[Rows from a figure dataset]

[Begin]

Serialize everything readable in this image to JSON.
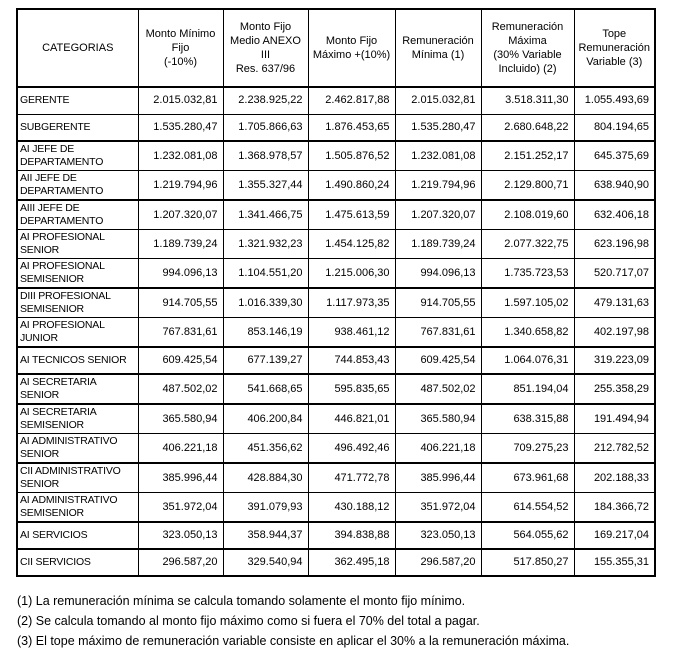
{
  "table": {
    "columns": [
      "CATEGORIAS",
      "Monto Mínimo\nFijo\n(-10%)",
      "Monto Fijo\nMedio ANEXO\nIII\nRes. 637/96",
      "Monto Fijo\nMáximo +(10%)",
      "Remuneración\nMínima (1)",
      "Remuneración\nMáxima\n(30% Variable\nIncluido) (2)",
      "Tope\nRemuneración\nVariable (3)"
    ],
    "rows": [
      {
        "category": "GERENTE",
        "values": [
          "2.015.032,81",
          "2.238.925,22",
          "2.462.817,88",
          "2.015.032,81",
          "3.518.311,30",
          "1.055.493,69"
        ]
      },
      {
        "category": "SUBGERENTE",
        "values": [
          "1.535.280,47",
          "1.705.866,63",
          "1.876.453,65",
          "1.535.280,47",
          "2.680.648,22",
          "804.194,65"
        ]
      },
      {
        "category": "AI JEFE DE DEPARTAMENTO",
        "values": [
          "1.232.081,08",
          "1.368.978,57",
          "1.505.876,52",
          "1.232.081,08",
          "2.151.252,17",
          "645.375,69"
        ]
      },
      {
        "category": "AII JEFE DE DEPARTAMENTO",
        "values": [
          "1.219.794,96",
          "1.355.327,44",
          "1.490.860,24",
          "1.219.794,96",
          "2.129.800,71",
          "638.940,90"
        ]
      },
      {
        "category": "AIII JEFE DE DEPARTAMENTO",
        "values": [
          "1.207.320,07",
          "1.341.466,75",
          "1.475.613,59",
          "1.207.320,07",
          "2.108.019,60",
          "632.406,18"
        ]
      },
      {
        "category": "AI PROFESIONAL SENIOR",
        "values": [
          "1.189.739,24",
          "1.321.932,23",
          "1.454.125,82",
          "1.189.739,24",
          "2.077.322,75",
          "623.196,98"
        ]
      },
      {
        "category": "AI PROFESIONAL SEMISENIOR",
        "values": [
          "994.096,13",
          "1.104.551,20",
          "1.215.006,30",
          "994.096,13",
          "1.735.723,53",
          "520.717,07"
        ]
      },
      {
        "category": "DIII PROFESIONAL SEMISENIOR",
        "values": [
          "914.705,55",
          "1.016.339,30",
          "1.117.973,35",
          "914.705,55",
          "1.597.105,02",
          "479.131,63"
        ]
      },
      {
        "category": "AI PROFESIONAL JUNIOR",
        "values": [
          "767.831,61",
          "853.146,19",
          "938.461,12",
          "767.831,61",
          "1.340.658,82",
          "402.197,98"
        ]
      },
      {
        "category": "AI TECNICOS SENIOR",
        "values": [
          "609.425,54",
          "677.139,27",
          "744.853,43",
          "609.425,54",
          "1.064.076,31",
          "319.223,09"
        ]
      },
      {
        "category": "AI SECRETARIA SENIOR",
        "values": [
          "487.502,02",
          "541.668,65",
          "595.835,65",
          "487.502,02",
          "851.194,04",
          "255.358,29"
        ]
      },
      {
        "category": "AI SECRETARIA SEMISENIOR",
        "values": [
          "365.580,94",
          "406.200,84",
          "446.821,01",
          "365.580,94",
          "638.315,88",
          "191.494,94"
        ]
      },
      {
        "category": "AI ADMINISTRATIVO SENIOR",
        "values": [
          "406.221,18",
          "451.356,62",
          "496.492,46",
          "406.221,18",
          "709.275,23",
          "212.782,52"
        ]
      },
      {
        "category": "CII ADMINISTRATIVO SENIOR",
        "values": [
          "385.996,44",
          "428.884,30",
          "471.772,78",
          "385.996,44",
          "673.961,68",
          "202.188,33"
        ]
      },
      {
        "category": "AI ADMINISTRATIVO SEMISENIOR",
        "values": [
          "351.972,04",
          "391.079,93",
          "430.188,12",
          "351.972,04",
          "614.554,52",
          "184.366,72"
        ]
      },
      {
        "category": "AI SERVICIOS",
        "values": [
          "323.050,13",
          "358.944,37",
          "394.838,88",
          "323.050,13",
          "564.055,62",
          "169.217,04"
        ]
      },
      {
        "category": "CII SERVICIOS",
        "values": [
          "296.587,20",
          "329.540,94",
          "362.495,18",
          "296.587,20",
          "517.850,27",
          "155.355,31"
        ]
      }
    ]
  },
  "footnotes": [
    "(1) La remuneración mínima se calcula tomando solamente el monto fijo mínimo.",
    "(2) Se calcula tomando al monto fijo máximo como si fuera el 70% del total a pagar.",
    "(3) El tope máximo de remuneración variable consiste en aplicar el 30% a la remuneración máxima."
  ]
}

[End]

§ **Given problem**:
Print the complete listing exactly, apart from any pictures.

§ **Reply**:
Serialize everything readable in this image to JSON.
{
  "table": {
    "columns": [
      "CATEGORIAS",
      "Monto Mínimo\nFijo\n(-10%)",
      "Monto Fijo\nMedio ANEXO\nIII\nRes. 637/96",
      "Monto Fijo\nMáximo +(10%)",
      "Remuneración\nMínima (1)",
      "Remuneración\nMáxima\n(30% Variable\nIncluido) (2)",
      "Tope\nRemuneración\nVariable (3)"
    ],
    "rows": [
      {
        "category": "GERENTE",
        "values": [
          "2.015.032,81",
          "2.238.925,22",
          "2.462.817,88",
          "2.015.032,81",
          "3.518.311,30",
          "1.055.493,69"
        ]
      },
      {
        "category": "SUBGERENTE",
        "values": [
          "1.535.280,47",
          "1.705.866,63",
          "1.876.453,65",
          "1.535.280,47",
          "2.680.648,22",
          "804.194,65"
        ]
      },
      {
        "category": "AI JEFE DE DEPARTAMENTO",
        "values": [
          "1.232.081,08",
          "1.368.978,57",
          "1.505.876,52",
          "1.232.081,08",
          "2.151.252,17",
          "645.375,69"
        ]
      },
      {
        "category": "AII JEFE DE DEPARTAMENTO",
        "values": [
          "1.219.794,96",
          "1.355.327,44",
          "1.490.860,24",
          "1.219.794,96",
          "2.129.800,71",
          "638.940,90"
        ]
      },
      {
        "category": "AIII JEFE DE DEPARTAMENTO",
        "values": [
          "1.207.320,07",
          "1.341.466,75",
          "1.475.613,59",
          "1.207.320,07",
          "2.108.019,60",
          "632.406,18"
        ]
      },
      {
        "category": "AI PROFESIONAL SENIOR",
        "values": [
          "1.189.739,24",
          "1.321.932,23",
          "1.454.125,82",
          "1.189.739,24",
          "2.077.322,75",
          "623.196,98"
        ]
      },
      {
        "category": "AI PROFESIONAL SEMISENIOR",
        "values": [
          "994.096,13",
          "1.104.551,20",
          "1.215.006,30",
          "994.096,13",
          "1.735.723,53",
          "520.717,07"
        ]
      },
      {
        "category": "DIII PROFESIONAL SEMISENIOR",
        "values": [
          "914.705,55",
          "1.016.339,30",
          "1.117.973,35",
          "914.705,55",
          "1.597.105,02",
          "479.131,63"
        ]
      },
      {
        "category": "AI PROFESIONAL JUNIOR",
        "values": [
          "767.831,61",
          "853.146,19",
          "938.461,12",
          "767.831,61",
          "1.340.658,82",
          "402.197,98"
        ]
      },
      {
        "category": "AI TECNICOS SENIOR",
        "values": [
          "609.425,54",
          "677.139,27",
          "744.853,43",
          "609.425,54",
          "1.064.076,31",
          "319.223,09"
        ]
      },
      {
        "category": "AI SECRETARIA SENIOR",
        "values": [
          "487.502,02",
          "541.668,65",
          "595.835,65",
          "487.502,02",
          "851.194,04",
          "255.358,29"
        ]
      },
      {
        "category": "AI SECRETARIA SEMISENIOR",
        "values": [
          "365.580,94",
          "406.200,84",
          "446.821,01",
          "365.580,94",
          "638.315,88",
          "191.494,94"
        ]
      },
      {
        "category": "AI ADMINISTRATIVO SENIOR",
        "values": [
          "406.221,18",
          "451.356,62",
          "496.492,46",
          "406.221,18",
          "709.275,23",
          "212.782,52"
        ]
      },
      {
        "category": "CII ADMINISTRATIVO SENIOR",
        "values": [
          "385.996,44",
          "428.884,30",
          "471.772,78",
          "385.996,44",
          "673.961,68",
          "202.188,33"
        ]
      },
      {
        "category": "AI ADMINISTRATIVO SEMISENIOR",
        "values": [
          "351.972,04",
          "391.079,93",
          "430.188,12",
          "351.972,04",
          "614.554,52",
          "184.366,72"
        ]
      },
      {
        "category": "AI SERVICIOS",
        "values": [
          "323.050,13",
          "358.944,37",
          "394.838,88",
          "323.050,13",
          "564.055,62",
          "169.217,04"
        ]
      },
      {
        "category": "CII SERVICIOS",
        "values": [
          "296.587,20",
          "329.540,94",
          "362.495,18",
          "296.587,20",
          "517.850,27",
          "155.355,31"
        ]
      }
    ]
  },
  "footnotes": [
    "(1) La remuneración mínima se calcula tomando solamente el monto fijo mínimo.",
    "(2) Se calcula tomando al monto fijo máximo como si fuera el 70% del total a pagar.",
    "(3) El tope máximo de remuneración variable consiste en aplicar el 30% a la remuneración máxima."
  ]
}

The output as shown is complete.